• GIVEN INSTRUCTION: Count the lines that include the string "mvapich", and give only that number.

BEGIN EXERCISE INPUT

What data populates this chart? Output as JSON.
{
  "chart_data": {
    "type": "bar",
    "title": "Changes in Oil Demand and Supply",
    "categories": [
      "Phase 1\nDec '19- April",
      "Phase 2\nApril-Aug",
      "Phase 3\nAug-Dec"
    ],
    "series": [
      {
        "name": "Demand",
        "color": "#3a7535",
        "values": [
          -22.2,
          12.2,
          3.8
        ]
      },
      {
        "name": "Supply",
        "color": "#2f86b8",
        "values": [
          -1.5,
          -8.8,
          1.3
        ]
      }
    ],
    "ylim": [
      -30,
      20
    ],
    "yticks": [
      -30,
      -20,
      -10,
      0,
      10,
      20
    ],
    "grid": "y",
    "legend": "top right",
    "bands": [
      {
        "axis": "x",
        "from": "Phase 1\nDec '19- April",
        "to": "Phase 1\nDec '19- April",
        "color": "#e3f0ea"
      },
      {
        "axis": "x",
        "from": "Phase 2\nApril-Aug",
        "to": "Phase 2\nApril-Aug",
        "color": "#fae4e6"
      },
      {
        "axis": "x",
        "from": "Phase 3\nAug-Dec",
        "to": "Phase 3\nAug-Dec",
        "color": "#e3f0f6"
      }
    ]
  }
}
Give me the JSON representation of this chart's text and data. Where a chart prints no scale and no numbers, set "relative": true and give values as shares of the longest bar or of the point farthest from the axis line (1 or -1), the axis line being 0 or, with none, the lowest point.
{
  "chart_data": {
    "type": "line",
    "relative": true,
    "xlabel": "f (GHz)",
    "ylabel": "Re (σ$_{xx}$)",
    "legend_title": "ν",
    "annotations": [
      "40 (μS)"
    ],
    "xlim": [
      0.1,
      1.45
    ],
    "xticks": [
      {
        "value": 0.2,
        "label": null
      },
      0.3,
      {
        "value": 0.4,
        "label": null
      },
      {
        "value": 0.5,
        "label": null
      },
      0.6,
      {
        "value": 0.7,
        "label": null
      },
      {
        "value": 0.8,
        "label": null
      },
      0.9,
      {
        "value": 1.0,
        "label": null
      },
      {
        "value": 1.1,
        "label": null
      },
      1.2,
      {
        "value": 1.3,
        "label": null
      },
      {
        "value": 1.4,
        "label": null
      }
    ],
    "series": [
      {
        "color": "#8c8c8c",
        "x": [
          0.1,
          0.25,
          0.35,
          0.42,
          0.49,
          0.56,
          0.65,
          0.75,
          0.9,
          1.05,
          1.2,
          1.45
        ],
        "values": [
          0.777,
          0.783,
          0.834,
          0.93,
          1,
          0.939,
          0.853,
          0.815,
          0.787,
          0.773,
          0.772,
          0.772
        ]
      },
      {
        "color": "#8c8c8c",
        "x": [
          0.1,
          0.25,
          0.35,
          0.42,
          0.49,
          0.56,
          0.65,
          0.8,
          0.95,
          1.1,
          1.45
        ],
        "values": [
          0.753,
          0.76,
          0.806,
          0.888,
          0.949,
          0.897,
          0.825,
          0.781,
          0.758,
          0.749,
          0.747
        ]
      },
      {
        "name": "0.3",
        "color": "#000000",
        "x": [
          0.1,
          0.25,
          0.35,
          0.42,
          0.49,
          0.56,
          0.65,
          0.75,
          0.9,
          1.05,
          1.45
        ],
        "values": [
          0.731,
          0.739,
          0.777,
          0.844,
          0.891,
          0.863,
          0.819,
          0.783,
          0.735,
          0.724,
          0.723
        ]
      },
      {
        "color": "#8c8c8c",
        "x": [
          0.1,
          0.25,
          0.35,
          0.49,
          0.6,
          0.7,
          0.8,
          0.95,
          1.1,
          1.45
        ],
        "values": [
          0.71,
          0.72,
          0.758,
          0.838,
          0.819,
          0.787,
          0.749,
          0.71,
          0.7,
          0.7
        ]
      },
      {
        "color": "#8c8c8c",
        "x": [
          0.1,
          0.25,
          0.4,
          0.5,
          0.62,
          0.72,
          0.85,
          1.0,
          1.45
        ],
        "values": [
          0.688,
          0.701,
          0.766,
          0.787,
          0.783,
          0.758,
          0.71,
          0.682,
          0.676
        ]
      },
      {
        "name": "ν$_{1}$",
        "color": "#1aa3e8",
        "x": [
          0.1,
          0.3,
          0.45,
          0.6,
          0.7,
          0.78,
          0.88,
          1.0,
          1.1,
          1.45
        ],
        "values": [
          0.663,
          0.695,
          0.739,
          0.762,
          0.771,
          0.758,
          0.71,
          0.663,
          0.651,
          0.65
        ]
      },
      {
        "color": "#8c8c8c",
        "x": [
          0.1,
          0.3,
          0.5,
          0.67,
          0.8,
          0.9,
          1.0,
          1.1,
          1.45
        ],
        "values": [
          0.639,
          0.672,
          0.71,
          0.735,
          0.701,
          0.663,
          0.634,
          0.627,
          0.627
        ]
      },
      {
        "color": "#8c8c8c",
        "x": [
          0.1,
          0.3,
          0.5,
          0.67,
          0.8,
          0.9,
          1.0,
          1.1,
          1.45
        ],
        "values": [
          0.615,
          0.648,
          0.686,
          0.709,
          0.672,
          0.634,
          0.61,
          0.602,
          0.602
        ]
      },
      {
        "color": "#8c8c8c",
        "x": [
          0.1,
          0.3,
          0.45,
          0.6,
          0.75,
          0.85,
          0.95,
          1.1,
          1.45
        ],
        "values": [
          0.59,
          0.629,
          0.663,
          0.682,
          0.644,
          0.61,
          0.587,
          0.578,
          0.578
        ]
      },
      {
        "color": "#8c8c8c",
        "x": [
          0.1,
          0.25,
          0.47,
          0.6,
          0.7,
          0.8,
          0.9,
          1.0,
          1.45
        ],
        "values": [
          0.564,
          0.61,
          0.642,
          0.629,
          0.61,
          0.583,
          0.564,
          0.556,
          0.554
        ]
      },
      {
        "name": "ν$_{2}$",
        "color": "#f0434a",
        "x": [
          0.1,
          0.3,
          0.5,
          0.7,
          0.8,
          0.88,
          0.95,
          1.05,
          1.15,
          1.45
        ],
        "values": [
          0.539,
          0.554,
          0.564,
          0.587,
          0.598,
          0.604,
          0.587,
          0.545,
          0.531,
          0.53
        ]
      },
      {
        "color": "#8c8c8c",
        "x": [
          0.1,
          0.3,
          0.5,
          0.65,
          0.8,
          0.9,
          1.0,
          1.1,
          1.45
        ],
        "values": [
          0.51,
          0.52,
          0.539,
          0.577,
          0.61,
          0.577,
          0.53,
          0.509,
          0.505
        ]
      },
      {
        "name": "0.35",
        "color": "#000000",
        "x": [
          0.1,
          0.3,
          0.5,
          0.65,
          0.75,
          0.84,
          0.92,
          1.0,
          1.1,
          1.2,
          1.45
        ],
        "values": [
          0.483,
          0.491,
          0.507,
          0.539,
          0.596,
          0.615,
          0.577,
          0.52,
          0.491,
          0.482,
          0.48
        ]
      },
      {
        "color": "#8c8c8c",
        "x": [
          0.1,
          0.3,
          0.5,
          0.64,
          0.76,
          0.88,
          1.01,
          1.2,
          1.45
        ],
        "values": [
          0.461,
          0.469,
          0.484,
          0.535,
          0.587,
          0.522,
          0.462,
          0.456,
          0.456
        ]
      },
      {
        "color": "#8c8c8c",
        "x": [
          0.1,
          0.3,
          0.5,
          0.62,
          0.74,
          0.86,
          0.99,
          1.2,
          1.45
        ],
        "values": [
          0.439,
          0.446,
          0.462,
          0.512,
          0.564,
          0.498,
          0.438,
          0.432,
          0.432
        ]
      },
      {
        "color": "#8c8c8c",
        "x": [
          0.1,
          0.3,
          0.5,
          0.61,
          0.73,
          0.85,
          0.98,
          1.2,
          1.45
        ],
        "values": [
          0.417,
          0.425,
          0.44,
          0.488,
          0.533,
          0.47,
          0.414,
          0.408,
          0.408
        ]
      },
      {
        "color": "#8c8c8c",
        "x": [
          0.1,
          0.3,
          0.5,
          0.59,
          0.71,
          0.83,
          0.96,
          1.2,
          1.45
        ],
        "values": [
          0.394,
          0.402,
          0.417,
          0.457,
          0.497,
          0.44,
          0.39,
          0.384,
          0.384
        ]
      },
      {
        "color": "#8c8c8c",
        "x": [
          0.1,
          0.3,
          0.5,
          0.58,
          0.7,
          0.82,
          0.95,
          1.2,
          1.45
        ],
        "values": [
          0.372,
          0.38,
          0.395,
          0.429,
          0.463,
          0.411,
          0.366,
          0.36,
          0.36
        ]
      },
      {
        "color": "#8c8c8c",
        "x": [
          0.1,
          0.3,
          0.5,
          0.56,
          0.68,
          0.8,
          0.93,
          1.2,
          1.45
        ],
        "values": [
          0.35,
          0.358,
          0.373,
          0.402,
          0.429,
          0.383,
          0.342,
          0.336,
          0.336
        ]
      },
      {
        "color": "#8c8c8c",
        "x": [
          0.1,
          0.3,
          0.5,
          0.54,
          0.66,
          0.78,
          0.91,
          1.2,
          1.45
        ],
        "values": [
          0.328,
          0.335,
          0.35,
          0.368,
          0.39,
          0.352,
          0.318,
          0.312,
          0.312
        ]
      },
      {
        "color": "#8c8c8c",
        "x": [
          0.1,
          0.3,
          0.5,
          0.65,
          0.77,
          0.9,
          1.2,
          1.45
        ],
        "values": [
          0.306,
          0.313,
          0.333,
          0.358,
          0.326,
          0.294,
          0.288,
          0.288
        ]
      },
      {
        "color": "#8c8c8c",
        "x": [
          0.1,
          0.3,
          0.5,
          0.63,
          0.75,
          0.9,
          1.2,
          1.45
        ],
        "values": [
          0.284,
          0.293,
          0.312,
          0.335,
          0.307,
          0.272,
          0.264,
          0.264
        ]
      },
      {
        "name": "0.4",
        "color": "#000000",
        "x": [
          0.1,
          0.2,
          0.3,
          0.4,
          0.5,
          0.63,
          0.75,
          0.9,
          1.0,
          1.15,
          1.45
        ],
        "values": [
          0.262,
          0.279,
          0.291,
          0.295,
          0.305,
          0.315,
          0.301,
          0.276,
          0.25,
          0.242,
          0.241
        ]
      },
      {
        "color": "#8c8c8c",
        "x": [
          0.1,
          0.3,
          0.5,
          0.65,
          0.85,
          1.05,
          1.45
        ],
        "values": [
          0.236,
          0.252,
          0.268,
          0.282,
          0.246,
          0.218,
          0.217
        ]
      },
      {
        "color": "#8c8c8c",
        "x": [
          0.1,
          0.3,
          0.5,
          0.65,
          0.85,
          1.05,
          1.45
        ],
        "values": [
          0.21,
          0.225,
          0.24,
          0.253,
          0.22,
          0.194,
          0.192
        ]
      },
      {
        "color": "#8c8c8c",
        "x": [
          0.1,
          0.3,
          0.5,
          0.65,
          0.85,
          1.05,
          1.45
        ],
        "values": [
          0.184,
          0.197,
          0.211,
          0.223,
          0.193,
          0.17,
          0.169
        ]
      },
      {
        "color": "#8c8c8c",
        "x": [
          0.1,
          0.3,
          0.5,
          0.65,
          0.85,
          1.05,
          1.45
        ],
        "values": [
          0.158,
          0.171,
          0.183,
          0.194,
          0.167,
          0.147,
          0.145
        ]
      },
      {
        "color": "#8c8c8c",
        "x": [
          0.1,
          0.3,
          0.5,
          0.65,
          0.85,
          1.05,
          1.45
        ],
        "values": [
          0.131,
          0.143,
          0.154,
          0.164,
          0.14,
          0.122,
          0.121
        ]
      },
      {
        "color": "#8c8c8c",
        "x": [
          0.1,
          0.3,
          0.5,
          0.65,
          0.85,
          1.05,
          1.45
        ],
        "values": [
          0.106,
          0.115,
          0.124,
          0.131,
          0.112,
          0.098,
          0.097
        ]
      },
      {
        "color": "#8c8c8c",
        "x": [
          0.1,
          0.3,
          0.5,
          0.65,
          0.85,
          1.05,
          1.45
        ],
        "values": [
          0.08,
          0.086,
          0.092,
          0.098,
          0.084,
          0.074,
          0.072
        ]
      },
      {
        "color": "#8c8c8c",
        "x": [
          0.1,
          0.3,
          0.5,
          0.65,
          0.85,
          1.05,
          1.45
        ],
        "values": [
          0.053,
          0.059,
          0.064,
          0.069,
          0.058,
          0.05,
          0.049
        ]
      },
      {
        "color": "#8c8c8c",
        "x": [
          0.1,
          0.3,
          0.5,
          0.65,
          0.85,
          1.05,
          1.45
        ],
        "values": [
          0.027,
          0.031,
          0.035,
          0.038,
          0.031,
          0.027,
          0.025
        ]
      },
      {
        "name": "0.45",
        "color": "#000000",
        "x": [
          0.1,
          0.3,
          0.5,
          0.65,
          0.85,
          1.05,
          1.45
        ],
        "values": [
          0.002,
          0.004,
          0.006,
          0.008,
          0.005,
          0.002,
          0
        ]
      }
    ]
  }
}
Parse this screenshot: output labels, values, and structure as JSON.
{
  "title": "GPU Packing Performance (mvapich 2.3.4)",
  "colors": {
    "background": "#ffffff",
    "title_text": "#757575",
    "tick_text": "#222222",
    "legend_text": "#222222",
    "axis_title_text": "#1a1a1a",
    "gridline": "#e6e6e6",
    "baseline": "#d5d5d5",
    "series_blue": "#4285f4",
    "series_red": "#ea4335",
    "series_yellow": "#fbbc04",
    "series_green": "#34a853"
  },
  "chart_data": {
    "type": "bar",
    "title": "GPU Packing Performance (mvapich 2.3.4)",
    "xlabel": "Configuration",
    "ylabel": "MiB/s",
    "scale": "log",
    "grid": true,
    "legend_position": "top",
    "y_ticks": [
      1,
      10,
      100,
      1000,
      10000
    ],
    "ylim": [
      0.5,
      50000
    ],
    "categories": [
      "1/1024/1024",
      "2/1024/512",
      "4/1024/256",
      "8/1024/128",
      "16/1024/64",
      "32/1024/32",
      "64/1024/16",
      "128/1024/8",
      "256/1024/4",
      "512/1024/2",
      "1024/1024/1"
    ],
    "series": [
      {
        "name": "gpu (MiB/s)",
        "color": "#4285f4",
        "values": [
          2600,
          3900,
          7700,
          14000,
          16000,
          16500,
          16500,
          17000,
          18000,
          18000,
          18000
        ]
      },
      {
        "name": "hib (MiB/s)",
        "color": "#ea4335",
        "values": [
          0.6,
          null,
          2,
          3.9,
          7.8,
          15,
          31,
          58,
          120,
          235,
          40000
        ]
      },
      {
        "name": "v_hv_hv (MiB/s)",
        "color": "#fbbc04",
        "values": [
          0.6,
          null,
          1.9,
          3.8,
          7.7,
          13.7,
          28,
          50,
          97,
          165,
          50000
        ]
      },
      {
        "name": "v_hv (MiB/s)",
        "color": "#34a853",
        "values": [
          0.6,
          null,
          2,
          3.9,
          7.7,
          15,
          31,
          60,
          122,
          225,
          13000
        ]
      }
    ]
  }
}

END EXERCISE INPUT

• COMPLETE RESPONSE: 2